_PROBLEM_
For each line of the data below that holds "precision", copy the line.
>>>
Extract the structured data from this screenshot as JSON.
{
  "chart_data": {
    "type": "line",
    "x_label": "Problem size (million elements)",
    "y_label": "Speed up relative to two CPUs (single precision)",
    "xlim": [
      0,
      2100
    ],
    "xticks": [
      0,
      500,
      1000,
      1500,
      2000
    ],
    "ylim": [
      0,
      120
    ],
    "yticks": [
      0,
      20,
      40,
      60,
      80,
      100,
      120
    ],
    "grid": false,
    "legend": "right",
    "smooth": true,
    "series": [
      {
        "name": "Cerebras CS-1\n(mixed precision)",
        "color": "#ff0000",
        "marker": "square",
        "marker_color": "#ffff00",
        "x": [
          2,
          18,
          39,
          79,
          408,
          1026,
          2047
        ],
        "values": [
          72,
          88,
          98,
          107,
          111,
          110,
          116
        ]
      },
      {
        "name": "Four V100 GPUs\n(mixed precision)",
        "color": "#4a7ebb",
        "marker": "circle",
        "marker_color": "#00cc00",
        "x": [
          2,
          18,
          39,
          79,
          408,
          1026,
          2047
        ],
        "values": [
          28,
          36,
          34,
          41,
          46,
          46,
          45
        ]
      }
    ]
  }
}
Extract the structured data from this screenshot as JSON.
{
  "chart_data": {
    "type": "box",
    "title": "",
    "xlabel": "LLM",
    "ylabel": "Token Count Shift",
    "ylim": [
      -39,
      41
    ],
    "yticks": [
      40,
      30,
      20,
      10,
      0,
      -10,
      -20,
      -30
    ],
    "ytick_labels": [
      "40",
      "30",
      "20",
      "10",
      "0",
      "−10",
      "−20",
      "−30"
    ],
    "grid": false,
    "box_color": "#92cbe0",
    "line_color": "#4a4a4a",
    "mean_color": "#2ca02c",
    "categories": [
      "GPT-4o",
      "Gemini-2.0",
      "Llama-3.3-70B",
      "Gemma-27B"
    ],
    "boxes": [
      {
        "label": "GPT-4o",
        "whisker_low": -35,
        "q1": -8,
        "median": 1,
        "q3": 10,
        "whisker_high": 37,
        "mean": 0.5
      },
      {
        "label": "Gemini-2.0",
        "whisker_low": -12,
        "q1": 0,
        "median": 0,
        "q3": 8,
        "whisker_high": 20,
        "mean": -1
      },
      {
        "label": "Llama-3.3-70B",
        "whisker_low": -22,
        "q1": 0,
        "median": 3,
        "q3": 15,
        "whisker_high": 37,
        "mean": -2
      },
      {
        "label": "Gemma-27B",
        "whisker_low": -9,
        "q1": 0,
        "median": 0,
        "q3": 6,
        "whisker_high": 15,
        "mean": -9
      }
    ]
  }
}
<<<
_RIGHT ANSWER_
    "y_label": "Speed up relative to two CPUs (single precision)",
        "name": "Cerebras CS-1\n(mixed precision)",
        "name": "Four V100 GPUs\n(mixed precision)",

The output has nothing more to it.